(Description of the task)
Could you print every record below exactly as it appears?

(Record excerpts)
————

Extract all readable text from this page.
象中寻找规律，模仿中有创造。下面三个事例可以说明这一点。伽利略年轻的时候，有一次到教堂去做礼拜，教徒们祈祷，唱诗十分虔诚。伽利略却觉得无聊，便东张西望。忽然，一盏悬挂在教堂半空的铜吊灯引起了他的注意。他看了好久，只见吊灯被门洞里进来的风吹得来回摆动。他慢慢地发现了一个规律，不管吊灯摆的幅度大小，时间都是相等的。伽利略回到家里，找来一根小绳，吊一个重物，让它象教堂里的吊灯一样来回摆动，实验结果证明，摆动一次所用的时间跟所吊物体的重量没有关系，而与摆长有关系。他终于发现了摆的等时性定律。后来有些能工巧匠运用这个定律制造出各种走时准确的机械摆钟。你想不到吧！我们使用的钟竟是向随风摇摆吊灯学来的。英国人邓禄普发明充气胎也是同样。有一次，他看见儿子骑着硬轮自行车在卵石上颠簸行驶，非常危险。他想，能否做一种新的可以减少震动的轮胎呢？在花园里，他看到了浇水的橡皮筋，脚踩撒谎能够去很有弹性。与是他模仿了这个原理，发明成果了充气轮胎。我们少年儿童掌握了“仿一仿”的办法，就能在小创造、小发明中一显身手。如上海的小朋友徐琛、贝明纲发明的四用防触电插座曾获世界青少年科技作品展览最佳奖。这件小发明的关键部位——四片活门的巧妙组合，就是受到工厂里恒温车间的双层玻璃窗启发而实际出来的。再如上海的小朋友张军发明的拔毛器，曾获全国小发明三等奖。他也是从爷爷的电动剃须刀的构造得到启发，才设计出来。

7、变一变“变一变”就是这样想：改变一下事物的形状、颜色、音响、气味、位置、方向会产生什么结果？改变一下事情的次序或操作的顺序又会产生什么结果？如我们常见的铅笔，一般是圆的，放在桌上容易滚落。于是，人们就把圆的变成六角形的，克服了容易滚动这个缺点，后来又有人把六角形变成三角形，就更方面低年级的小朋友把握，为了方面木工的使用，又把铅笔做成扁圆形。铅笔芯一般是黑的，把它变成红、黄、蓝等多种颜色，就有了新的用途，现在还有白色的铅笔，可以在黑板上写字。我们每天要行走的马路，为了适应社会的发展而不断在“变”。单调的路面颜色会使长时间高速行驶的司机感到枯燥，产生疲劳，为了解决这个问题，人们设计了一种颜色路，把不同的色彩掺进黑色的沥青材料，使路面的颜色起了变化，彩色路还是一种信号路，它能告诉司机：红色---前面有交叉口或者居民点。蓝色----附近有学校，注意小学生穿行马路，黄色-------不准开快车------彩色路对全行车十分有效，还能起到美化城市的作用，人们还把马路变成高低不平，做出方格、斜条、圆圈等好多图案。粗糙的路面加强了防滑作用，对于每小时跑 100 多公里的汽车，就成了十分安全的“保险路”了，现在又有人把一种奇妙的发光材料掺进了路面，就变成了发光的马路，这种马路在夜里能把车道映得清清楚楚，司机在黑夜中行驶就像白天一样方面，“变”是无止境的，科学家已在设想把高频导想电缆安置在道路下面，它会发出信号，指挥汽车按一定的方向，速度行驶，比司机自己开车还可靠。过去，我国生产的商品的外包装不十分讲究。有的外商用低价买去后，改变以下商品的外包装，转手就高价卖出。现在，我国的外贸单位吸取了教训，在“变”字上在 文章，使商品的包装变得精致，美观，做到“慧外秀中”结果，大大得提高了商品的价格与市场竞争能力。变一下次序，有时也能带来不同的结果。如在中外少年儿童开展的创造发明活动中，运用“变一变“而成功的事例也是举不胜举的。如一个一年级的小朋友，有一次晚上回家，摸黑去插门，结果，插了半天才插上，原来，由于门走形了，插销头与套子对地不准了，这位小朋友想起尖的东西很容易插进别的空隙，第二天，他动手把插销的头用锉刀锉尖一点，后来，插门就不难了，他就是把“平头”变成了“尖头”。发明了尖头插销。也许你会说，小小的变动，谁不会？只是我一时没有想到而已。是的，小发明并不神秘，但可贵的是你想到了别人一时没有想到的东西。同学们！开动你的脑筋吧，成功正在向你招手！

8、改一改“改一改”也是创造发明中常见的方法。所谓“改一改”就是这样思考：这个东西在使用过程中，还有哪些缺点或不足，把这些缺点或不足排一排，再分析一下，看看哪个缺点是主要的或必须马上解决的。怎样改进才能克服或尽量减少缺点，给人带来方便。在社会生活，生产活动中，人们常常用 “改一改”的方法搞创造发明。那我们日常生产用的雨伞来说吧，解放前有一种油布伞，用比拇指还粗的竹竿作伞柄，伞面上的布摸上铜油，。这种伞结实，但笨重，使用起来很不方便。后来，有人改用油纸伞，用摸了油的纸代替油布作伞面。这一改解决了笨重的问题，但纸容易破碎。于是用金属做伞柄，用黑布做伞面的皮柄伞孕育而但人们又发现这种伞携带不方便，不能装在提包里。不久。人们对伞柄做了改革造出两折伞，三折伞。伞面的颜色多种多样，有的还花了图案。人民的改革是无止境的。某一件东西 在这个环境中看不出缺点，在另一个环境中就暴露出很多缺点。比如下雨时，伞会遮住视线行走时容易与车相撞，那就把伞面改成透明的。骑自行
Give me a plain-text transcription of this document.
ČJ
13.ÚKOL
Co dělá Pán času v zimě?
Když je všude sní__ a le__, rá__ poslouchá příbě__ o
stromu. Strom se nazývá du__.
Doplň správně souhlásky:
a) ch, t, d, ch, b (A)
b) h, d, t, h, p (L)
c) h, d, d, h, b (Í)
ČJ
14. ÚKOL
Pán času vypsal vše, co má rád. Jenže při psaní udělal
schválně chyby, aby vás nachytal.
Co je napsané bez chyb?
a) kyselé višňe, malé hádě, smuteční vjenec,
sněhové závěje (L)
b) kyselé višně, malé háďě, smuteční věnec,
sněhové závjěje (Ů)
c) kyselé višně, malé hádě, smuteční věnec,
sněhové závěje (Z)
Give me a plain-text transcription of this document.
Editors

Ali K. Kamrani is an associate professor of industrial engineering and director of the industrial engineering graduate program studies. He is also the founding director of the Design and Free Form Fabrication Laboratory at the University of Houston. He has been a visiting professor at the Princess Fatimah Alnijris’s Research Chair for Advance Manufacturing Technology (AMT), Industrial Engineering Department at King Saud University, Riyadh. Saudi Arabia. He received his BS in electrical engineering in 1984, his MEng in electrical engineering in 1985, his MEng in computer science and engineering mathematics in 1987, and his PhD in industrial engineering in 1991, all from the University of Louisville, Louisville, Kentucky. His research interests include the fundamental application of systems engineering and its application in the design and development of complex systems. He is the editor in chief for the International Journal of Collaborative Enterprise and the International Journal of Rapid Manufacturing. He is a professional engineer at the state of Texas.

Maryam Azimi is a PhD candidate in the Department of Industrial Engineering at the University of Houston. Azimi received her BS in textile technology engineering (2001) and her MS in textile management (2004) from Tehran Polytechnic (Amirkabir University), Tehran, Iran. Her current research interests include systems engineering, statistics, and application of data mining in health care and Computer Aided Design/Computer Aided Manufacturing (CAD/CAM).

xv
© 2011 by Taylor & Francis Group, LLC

————

(Completed task)
Extract all readable text from this page.
象中寻找规律，模仿中有创造。下面三个事例可以说明这一点。伽利略年轻的时候，有一次到教堂去做礼拜，教徒们祈祷，唱诗十分虔诚。伽利略却觉得无聊，便东张西望。忽然，一盏悬挂在教堂半空的铜吊灯引起了他的注意。他看了好久，只见吊灯被门洞里进来的风吹得来回摆动。他慢慢地发现了一个规律，不管吊灯摆的幅度大小，时间都是相等的。伽利略回到家里，找来一根小绳，吊一个重物，让它象教堂里的吊灯一样来回摆动，实验结果证明，摆动一次所用的时间跟所吊物体的重量没有关系，而与摆长有关系。他终于发现了摆的等时性定律。后来有些能工巧匠运用这个定律制造出各种走时准确的机械摆钟。你想不到吧！我们使用的钟竟是向随风摇摆吊灯学来的。英国人邓禄普发明充气胎也是同样。有一次，他看见儿子骑着硬轮自行车在卵石上颠簸行驶，非常危险。他想，能否做一种新的可以减少震动的轮胎呢？在花园里，他看到了浇水的橡皮筋，脚踩撒谎能够去很有弹性。与是他模仿了这个原理，发明成果了充气轮胎。我们少年儿童掌握了“仿一仿”的办法，就能在小创造、小发明中一显身手。如上海的小朋友徐琛、贝明纲发明的四用防触电插座曾获世界青少年科技作品展览最佳奖。这件小发明的关键部位——四片活门的巧妙组合，就是受到工厂里恒温车间的双层玻璃窗启发而实际出来的。再如上海的小朋友张军发明的拔毛器，曾获全国小发明三等奖。他也是从爷爷的电动剃须刀的构造得到启发，才设计出来。

7、变一变“变一变”就是这样想：改变一下事物的形状、颜色、音响、气味、位置、方向会产生什么结果？改变一下事情的次序或操作的顺序又会产生什么结果？如我们常见的铅笔，一般是圆的，放在桌上容易滚落。于是，人们就把圆的变成六角形的，克服了容易滚动这个缺点，后来又有人把六角形变成三角形，就更方面低年级的小朋友把握，为了方面木工的使用，又把铅笔做成扁圆形。铅笔芯一般是黑的，把它变成红、黄、蓝等多种颜色，就有了新的用途，现在还有白色的铅笔，可以在黑板上写字。我们每天要行走的马路，为了适应社会的发展而不断在“变”。单调的路面颜色会使长时间高速行驶的司机感到枯燥，产生疲劳，为了解决这个问题，人们设计了一种颜色路，把不同的色彩掺进黑色的沥青材料，使路面的颜色起了变化，彩色路还是一种信号路，它能告诉司机：红色---前面有交叉口或者居民点。蓝色----附近有学校，注意小学生穿行马路，黄色-------不准开快车------彩色路对全行车十分有效，还能起到美化城市的作用，人们还把马路变成高低不平，做出方格、斜条、圆圈等好多图案。粗糙的路面加强了防滑作用，对于每小时跑 100 多公里的汽车，就成了十分安全的“保险路”了，现在又有人把一种奇妙的发光材料掺进了路面，就变成了发光的马路，这种马路在夜里能把车道映得清清楚楚，司机在黑夜中行驶就像白天一样方面，“变”是无止境的，科学家已在设想把高频导想电缆安置在道路下面，它会发出信号，指挥汽车按一定的方向，速度行驶，比司机自己开车还可靠。过去，我国生产的商品的外包装不十分讲究。有的外商用低价买去后，改变以下商品的外包装，转手就高价卖出。现在，我国的外贸单位吸取了教训，在“变”字上在 文章，使商品的包装变得精致，美观，做到“慧外秀中”结果，大大得提高了商品的价格与市场竞争能力。变一下次序，有时也能带来不同的结果。如在中外少年儿童开展的创造发明活动中，运用“变一变“而成功的事例也是举不胜举的。如一个一年级的小朋友，有一次晚上回家，摸黑去插门，结果，插了半天才插上，原来，由于门走形了，插销头与套子对地不准了，这位小朋友想起尖的东西很容易插进别的空隙，第二天，他动手把插销的头用锉刀锉尖一点，后来，插门就不难了，他就是把“平头”变成了“尖头”。发明了尖头插销。也许你会说，小小的变动，谁不会？只是我一时没有想到而已。是的，小发明并不神秘，但可贵的是你想到了别人一时没有想到的东西。同学们！开动你的脑筋吧，成功正在向你招手！

8、改一改“改一改”也是创造发明中常见的方法。所谓“改一改”就是这样思考：这个东西在使用过程中，还有哪些缺点或不足，把这些缺点或不足排一排，再分析一下，看看哪个缺点是主要的或必须马上解决的。怎样改进才能克服或尽量减少缺点，给人带来方便。在社会生活，生产活动中，人们常常用 “改一改”的方法搞创造发明。那我们日常生产用的雨伞来说吧，解放前有一种油布伞，用比拇指还粗的竹竿作伞柄，伞面上的布摸上铜油，。这种伞结实，但笨重，使用起来很不方便。后来，有人改用油纸伞，用摸了油的纸代替油布作伞面。这一改解决了笨重的问题，但纸容易破碎。于是用金属做伞柄，用黑布做伞面的皮柄伞孕育而但人们又发现这种伞携带不方便，不能装在提包里。不久。人们对伞柄做了改革造出两折伞，三折伞。伞面的颜色多种多样，有的还花了图案。人民的改革是无止境的。某一件东西 在这个环境中看不出缺点，在另一个环境中就暴露出很多缺点。比如下雨时，伞会遮住视线行走时容易与车相撞，那就把伞面改成透明的。骑自行
Give me a plain-text transcription of this document.
ČJ
13.ÚKOL
Co dělá Pán času v zimě?
Když je všude sní__ a le__, rá__ poslouchá příbě__ o
stromu. Strom se nazývá du__.
Doplň správně souhlásky:
a) ch, t, d, ch, b (A)
b) h, d, t, h, p (L)
c) h, d, d, h, b (Í)
ČJ
14. ÚKOL
Pán času vypsal vše, co má rád. Jenže při psaní udělal
schválně chyby, aby vás nachytal.
Co je napsané bez chyb?
a) kyselé višňe, malé hádě, smuteční vjenec,
sněhové závěje (L)
b) kyselé višně, malé háďě, smuteční věnec,
sněhové závjěje (Ů)
c) kyselé višně, malé hádě, smuteční věnec,
sněhové závěje (Z)
Give me a plain-text transcription of this document.
Editors

Ali K. Kamrani is an associate professor of industrial engineering and director of the industrial engineering graduate program studies. He is also the founding director of the Design and Free Form Fabrication Laboratory at the University of Houston. He has been a visiting professor at the Princess Fatimah Alnijris’s Research Chair for Advance Manufacturing Technology (AMT), Industrial Engineering Department at King Saud University, Riyadh. Saudi Arabia. He received his BS in electrical engineering in 1984, his MEng in electrical engineering in 1985, his MEng in computer science and engineering mathematics in 1987, and his PhD in industrial engineering in 1991, all from the University of Louisville, Louisville, Kentucky. His research interests include the fundamental application of systems engineering and its application in the design and development of complex systems. He is the editor in chief for the International Journal of Collaborative Enterprise and the International Journal of Rapid Manufacturing. He is a professional engineer at the state of Texas.

Maryam Azimi is a PhD candidate in the Department of Industrial Engineering at the University of Houston. Azimi received her BS in textile technology engineering (2001) and her MS in textile management (2004) from Tehran Polytechnic (Amirkabir University), Tehran, Iran. Her current research interests include systems engineering, statistics, and application of data mining in health care and Computer Aided Design/Computer Aided Manufacturing (CAD/CAM).

xv
© 2011 by Taylor & Francis Group, LLC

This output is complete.